### What is expected
Word for word, copy all the data and drop the pictures.

........

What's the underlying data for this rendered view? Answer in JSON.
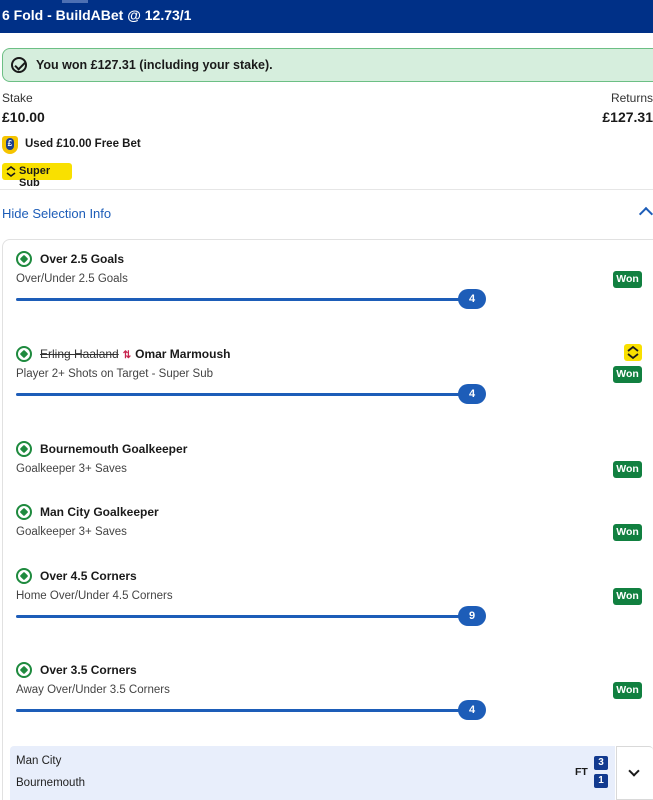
{
  "header": {
    "title": "6 Fold - BuildABet @ 12.73/1"
  },
  "result_banner": {
    "text": "You won £127.31 (including your stake)."
  },
  "bet_summary": {
    "stake_label": "Stake",
    "stake_value": "£10.00",
    "returns_label": "Returns",
    "returns_value": "£127.31",
    "free_bet_text": "Used £10.00 Free Bet",
    "free_bet_icon_glyph": "£",
    "super_sub_label": "Super Sub"
  },
  "selection_info_toggle": "Hide Selection Info",
  "selections": [
    {
      "name": "Over 2.5 Goals",
      "market": "Over/Under 2.5 Goals",
      "status": "Won",
      "progress": "4"
    },
    {
      "replaced_player": "Erling Haaland",
      "name": "Omar Marmoush",
      "market": "Player 2+ Shots on Target - Super Sub",
      "status": "Won",
      "progress": "4"
    },
    {
      "name": "Bournemouth Goalkeeper",
      "market": "Goalkeeper 3+ Saves",
      "status": "Won"
    },
    {
      "name": "Man City Goalkeeper",
      "market": "Goalkeeper 3+ Saves",
      "status": "Won"
    },
    {
      "name": "Over 4.5 Corners",
      "market": "Home Over/Under 4.5 Corners",
      "status": "Won",
      "progress": "9"
    },
    {
      "name": "Over 3.5 Corners",
      "market": "Away Over/Under 3.5 Corners",
      "status": "Won",
      "progress": "4"
    }
  ],
  "match": {
    "home_team": "Man City",
    "away_team": "Bournemouth",
    "status": "FT",
    "home_score": "3",
    "away_score": "1"
  },
  "colors": {
    "header_bg": "#003087",
    "won_green": "#118040",
    "accent_blue": "#1d5db8",
    "super_sub_yellow": "#f9e000"
  }
}
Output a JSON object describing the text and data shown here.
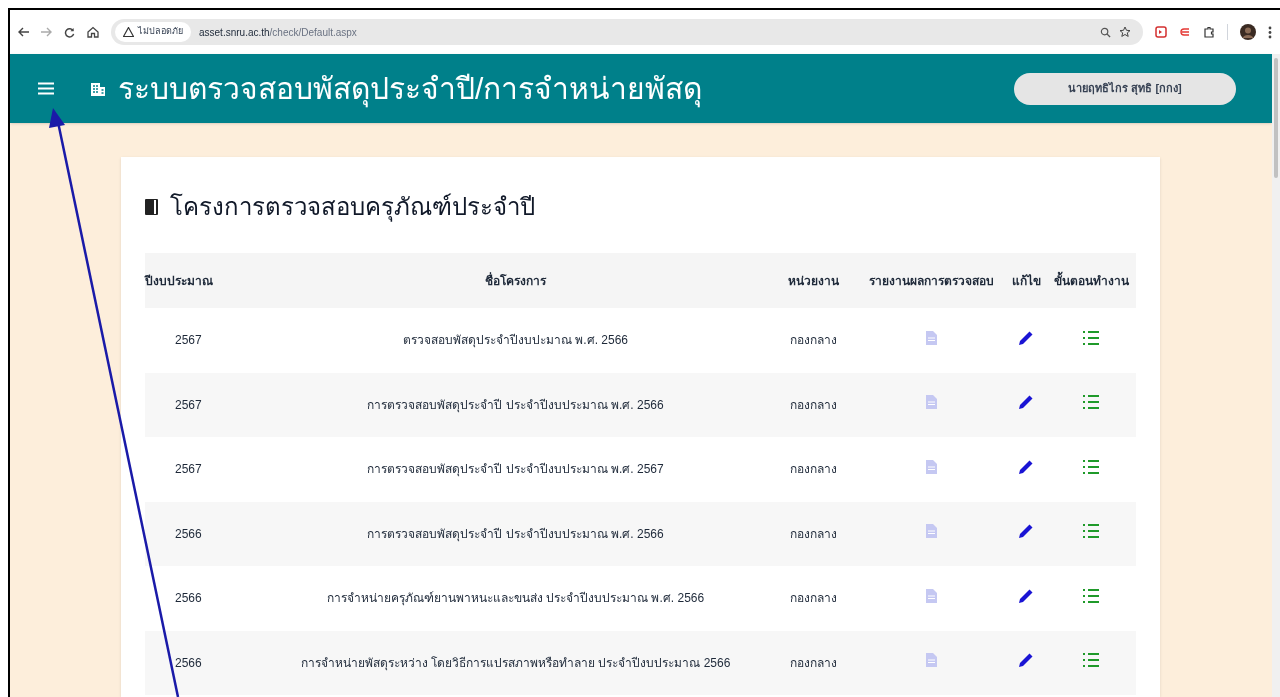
{
  "browser": {
    "security_label": "ไม่ปลอดภัย",
    "url_host": "asset.snru.ac.th",
    "url_path": "/check/Default.aspx"
  },
  "header": {
    "title": "ระบบตรวจสอบพัสดุประจำปี/การจำหน่ายพัสดุ",
    "user": "นายฤทธิไกร สุทธิ [กกง]"
  },
  "card": {
    "title": "โครงการตรวจสอบครุภัณฑ์ประจำปี"
  },
  "table": {
    "columns": [
      "ปีงบประมาณ",
      "ชื่อโครงการ",
      "หน่วยงาน",
      "รายงานผลการตรวจสอบ",
      "แก้ไข",
      "ขั้นตอนทำงาน"
    ],
    "rows": [
      {
        "year": "2567",
        "name": "ตรวจสอบพัสดุประจำปีงบปะมาณ พ.ศ. 2566",
        "unit": "กองกลาง"
      },
      {
        "year": "2567",
        "name": "การตรวจสอบพัสดุประจำปี ประจำปีงบประมาณ พ.ศ. 2566",
        "unit": "กองกลาง"
      },
      {
        "year": "2567",
        "name": "การตรวจสอบพัสดุประจำปี ประจำปีงบประมาณ พ.ศ. 2567",
        "unit": "กองกลาง"
      },
      {
        "year": "2566",
        "name": "การตรวจสอบพัสดุประจำปี ประจำปีงบประมาณ พ.ศ. 2566",
        "unit": "กองกลาง"
      },
      {
        "year": "2566",
        "name": "การจำหน่ายครุภัณฑ์ยานพาหนะและขนส่ง ประจำปีงบประมาณ พ.ศ. 2566",
        "unit": "กองกลาง"
      },
      {
        "year": "2566",
        "name": "การจำหน่ายพัสดุระหว่าง โดยวิธีการแปรสภาพหรือทำลาย ประจำปีงบประมาณ 2566",
        "unit": "กองกลาง"
      }
    ]
  }
}
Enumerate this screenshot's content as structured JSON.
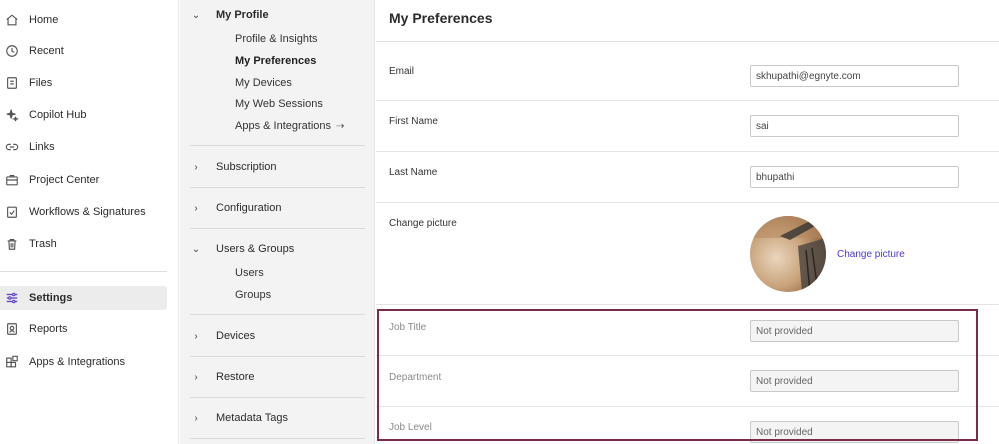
{
  "nav": {
    "items": [
      {
        "label": "Home",
        "icon": "home-icon"
      },
      {
        "label": "Recent",
        "icon": "clock-icon"
      },
      {
        "label": "Files",
        "icon": "file-icon"
      },
      {
        "label": "Copilot Hub",
        "icon": "sparkle-icon"
      },
      {
        "label": "Links",
        "icon": "link-icon"
      },
      {
        "label": "Project Center",
        "icon": "briefcase-icon"
      },
      {
        "label": "Workflows & Signatures",
        "icon": "clipboard-check-icon"
      },
      {
        "label": "Trash",
        "icon": "trash-icon"
      },
      {
        "label": "Settings",
        "icon": "sliders-icon",
        "active": true
      },
      {
        "label": "Reports",
        "icon": "report-icon"
      },
      {
        "label": "Apps & Integrations",
        "icon": "apps-icon"
      }
    ]
  },
  "settings": {
    "my_profile": {
      "label": "My Profile",
      "items": [
        "Profile & Insights",
        "My Preferences",
        "My Devices",
        "My Web Sessions",
        "Apps & Integrations"
      ]
    },
    "subscription": "Subscription",
    "configuration": "Configuration",
    "users_groups": {
      "label": "Users & Groups",
      "items": [
        "Users",
        "Groups"
      ]
    },
    "devices": "Devices",
    "restore": "Restore",
    "metadata_tags": "Metadata Tags"
  },
  "main": {
    "title": "My Preferences",
    "email": {
      "label": "Email",
      "value": "skhupathi@egnyte.com"
    },
    "first_name": {
      "label": "First Name",
      "value": "sai"
    },
    "last_name": {
      "label": "Last Name",
      "value": "bhupathi"
    },
    "picture": {
      "label": "Change picture",
      "link": "Change picture"
    },
    "job_title": {
      "label": "Job Title",
      "value": "Not provided"
    },
    "department": {
      "label": "Department",
      "value": "Not provided"
    },
    "job_level": {
      "label": "Job Level",
      "value": "Not provided"
    }
  },
  "colors": {
    "accent": "#4a3cc7",
    "active_icon": "#5b3cc4",
    "highlight_border": "#7a2a4a"
  }
}
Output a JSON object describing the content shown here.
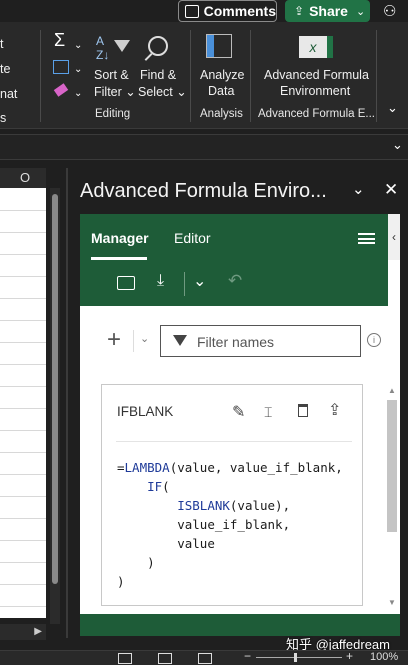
{
  "topbar": {
    "comments_label": "Comments",
    "share_label": "Share"
  },
  "ribbon": {
    "left_items": [
      "t",
      "te",
      "nat",
      "s"
    ],
    "editing": {
      "sort_filter_1": "Sort &",
      "sort_filter_2": "Filter",
      "find_select_1": "Find &",
      "find_select_2": "Select",
      "label": "Editing"
    },
    "analysis": {
      "analyze_1": "Analyze",
      "analyze_2": "Data",
      "label": "Analysis"
    },
    "formula_env": {
      "button_1": "Advanced Formula",
      "button_2": "Environment",
      "label": "Advanced Formula E..."
    }
  },
  "sheet": {
    "column_header": "O"
  },
  "pane": {
    "title": "Advanced Formula Enviro...",
    "tabs": {
      "manager": "Manager",
      "editor": "Editor"
    },
    "filter_placeholder": "Filter names",
    "card": {
      "name": "IFBLANK",
      "code": {
        "l1_prefix": "=",
        "l1_fn": "LAMBDA",
        "l1_rest": "(value, value_if_blank,",
        "l2_fn": "IF",
        "l2_rest": "(",
        "l3_fn": "ISBLANK",
        "l3_rest": "(value),",
        "l4": "value_if_blank,",
        "l5": "value",
        "l6": ")",
        "l7": ")"
      }
    }
  },
  "watermark": "知乎 @jaffedream",
  "status": {
    "zoom": "100%"
  },
  "colors": {
    "accent_green": "#1e5c38",
    "share_green": "#217346",
    "keyword_blue": "#1f3b99"
  }
}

........

### Written answer
What's the underlying data for this rendered view? Answer in JSON.
{
  "header": {
    "title": "6 Fold - BuildABet @ 12.73/1"
  },
  "result_banner": {
    "text": "You won £127.31 (including your stake)."
  },
  "bet_summary": {
    "stake_label": "Stake",
    "stake_value": "£10.00",
    "returns_label": "Returns",
    "returns_value": "£127.31",
    "free_bet_text": "Used £10.00 Free Bet",
    "free_bet_icon_glyph": "£",
    "super_sub_label": "Super Sub"
  },
  "selection_info_toggle": "Hide Selection Info",
  "selections": [
    {
      "name": "Over 2.5 Goals",
      "market": "Over/Under 2.5 Goals",
      "status": "Won",
      "progress": "4"
    },
    {
      "replaced_player": "Erling Haaland",
      "name": "Omar Marmoush",
      "market": "Player 2+ Shots on Target - Super Sub",
      "status": "Won",
      "progress": "4"
    },
    {
      "name": "Bournemouth Goalkeeper",
      "market": "Goalkeeper 3+ Saves",
      "status": "Won"
    },
    {
      "name": "Man City Goalkeeper",
      "market": "Goalkeeper 3+ Saves",
      "status": "Won"
    },
    {
      "name": "Over 4.5 Corners",
      "market": "Home Over/Under 4.5 Corners",
      "status": "Won",
      "progress": "9"
    },
    {
      "name": "Over 3.5 Corners",
      "market": "Away Over/Under 3.5 Corners",
      "status": "Won",
      "progress": "4"
    }
  ],
  "match": {
    "home_team": "Man City",
    "away_team": "Bournemouth",
    "status": "FT",
    "home_score": "3",
    "away_score": "1"
  },
  "colors": {
    "header_bg": "#003087",
    "won_green": "#118040",
    "accent_blue": "#1d5db8",
    "super_sub_yellow": "#f9e000"
  }
}
Output a JSON object describing the text and data shown here.
{
  "browser": {
    "security_label": "ไม่ปลอดภัย",
    "url_host": "asset.snru.ac.th",
    "url_path": "/check/Default.aspx"
  },
  "header": {
    "title": "ระบบตรวจสอบพัสดุประจำปี/การจำหน่ายพัสดุ",
    "user": "นายฤทธิไกร สุทธิ [กกง]"
  },
  "card": {
    "title": "โครงการตรวจสอบครุภัณฑ์ประจำปี"
  },
  "table": {
    "columns": [
      "ปีงบประมาณ",
      "ชื่อโครงการ",
      "หน่วยงาน",
      "รายงานผลการตรวจสอบ",
      "แก้ไข",
      "ขั้นตอนทำงาน"
    ],
    "rows": [
      {
        "year": "2567",
        "name": "ตรวจสอบพัสดุประจำปีงบปะมาณ พ.ศ. 2566",
        "unit": "กองกลาง"
      },
      {
        "year": "2567",
        "name": "การตรวจสอบพัสดุประจำปี ประจำปีงบประมาณ พ.ศ. 2566",
        "unit": "กองกลาง"
      },
      {
        "year": "2567",
        "name": "การตรวจสอบพัสดุประจำปี ประจำปีงบประมาณ พ.ศ. 2567",
        "unit": "กองกลาง"
      },
      {
        "year": "2566",
        "name": "การตรวจสอบพัสดุประจำปี ประจำปีงบประมาณ พ.ศ. 2566",
        "unit": "กองกลาง"
      },
      {
        "year": "2566",
        "name": "การจำหน่ายครุภัณฑ์ยานพาหนะและขนส่ง ประจำปีงบประมาณ พ.ศ. 2566",
        "unit": "กองกลาง"
      },
      {
        "year": "2566",
        "name": "การจำหน่ายพัสดุระหว่าง โดยวิธีการแปรสภาพหรือทำลาย ประจำปีงบประมาณ 2566",
        "unit": "กองกลาง"
      }
    ]
  }
}
Enumerate this screenshot's content as structured JSON.
{
  "nav": {
    "items": [
      {
        "label": "Home",
        "icon": "home-icon"
      },
      {
        "label": "Recent",
        "icon": "clock-icon"
      },
      {
        "label": "Files",
        "icon": "file-icon"
      },
      {
        "label": "Copilot Hub",
        "icon": "sparkle-icon"
      },
      {
        "label": "Links",
        "icon": "link-icon"
      },
      {
        "label": "Project Center",
        "icon": "briefcase-icon"
      },
      {
        "label": "Workflows & Signatures",
        "icon": "clipboard-check-icon"
      },
      {
        "label": "Trash",
        "icon": "trash-icon"
      },
      {
        "label": "Settings",
        "icon": "sliders-icon",
        "active": true
      },
      {
        "label": "Reports",
        "icon": "report-icon"
      },
      {
        "label": "Apps & Integrations",
        "icon": "apps-icon"
      }
    ]
  },
  "settings": {
    "my_profile": {
      "label": "My Profile",
      "items": [
        "Profile & Insights",
        "My Preferences",
        "My Devices",
        "My Web Sessions",
        "Apps & Integrations"
      ]
    },
    "subscription": "Subscription",
    "configuration": "Configuration",
    "users_groups": {
      "label": "Users & Groups",
      "items": [
        "Users",
        "Groups"
      ]
    },
    "devices": "Devices",
    "restore": "Restore",
    "metadata_tags": "Metadata Tags"
  },
  "main": {
    "title": "My Preferences",
    "email": {
      "label": "Email",
      "value": "skhupathi@egnyte.com"
    },
    "first_name": {
      "label": "First Name",
      "value": "sai"
    },
    "last_name": {
      "label": "Last Name",
      "value": "bhupathi"
    },
    "picture": {
      "label": "Change picture",
      "link": "Change picture"
    },
    "job_title": {
      "label": "Job Title",
      "value": "Not provided"
    },
    "department": {
      "label": "Department",
      "value": "Not provided"
    },
    "job_level": {
      "label": "Job Level",
      "value": "Not provided"
    }
  },
  "colors": {
    "accent": "#4a3cc7",
    "active_icon": "#5b3cc4",
    "highlight_border": "#7a2a4a"
  }
}
Output a JSON object describing the content shown here.
{
  "topbar": {
    "comments_label": "Comments",
    "share_label": "Share"
  },
  "ribbon": {
    "left_items": [
      "t",
      "te",
      "nat",
      "s"
    ],
    "editing": {
      "sort_filter_1": "Sort &",
      "sort_filter_2": "Filter",
      "find_select_1": "Find &",
      "find_select_2": "Select",
      "label": "Editing"
    },
    "analysis": {
      "analyze_1": "Analyze",
      "analyze_2": "Data",
      "label": "Analysis"
    },
    "formula_env": {
      "button_1": "Advanced Formula",
      "button_2": "Environment",
      "label": "Advanced Formula E..."
    }
  },
  "sheet": {
    "column_header": "O"
  },
  "pane": {
    "title": "Advanced Formula Enviro...",
    "tabs": {
      "manager": "Manager",
      "editor": "Editor"
    },
    "filter_placeholder": "Filter names",
    "card": {
      "name": "IFBLANK",
      "code": {
        "l1_prefix": "=",
        "l1_fn": "LAMBDA",
        "l1_rest": "(value, value_if_blank,",
        "l2_fn": "IF",
        "l2_rest": "(",
        "l3_fn": "ISBLANK",
        "l3_rest": "(value),",
        "l4": "value_if_blank,",
        "l5": "value",
        "l6": ")",
        "l7": ")"
      }
    }
  },
  "watermark": "知乎 @jaffedream",
  "status": {
    "zoom": "100%"
  },
  "colors": {
    "accent_green": "#1e5c38",
    "share_green": "#217346",
    "keyword_blue": "#1f3b99"
  }
}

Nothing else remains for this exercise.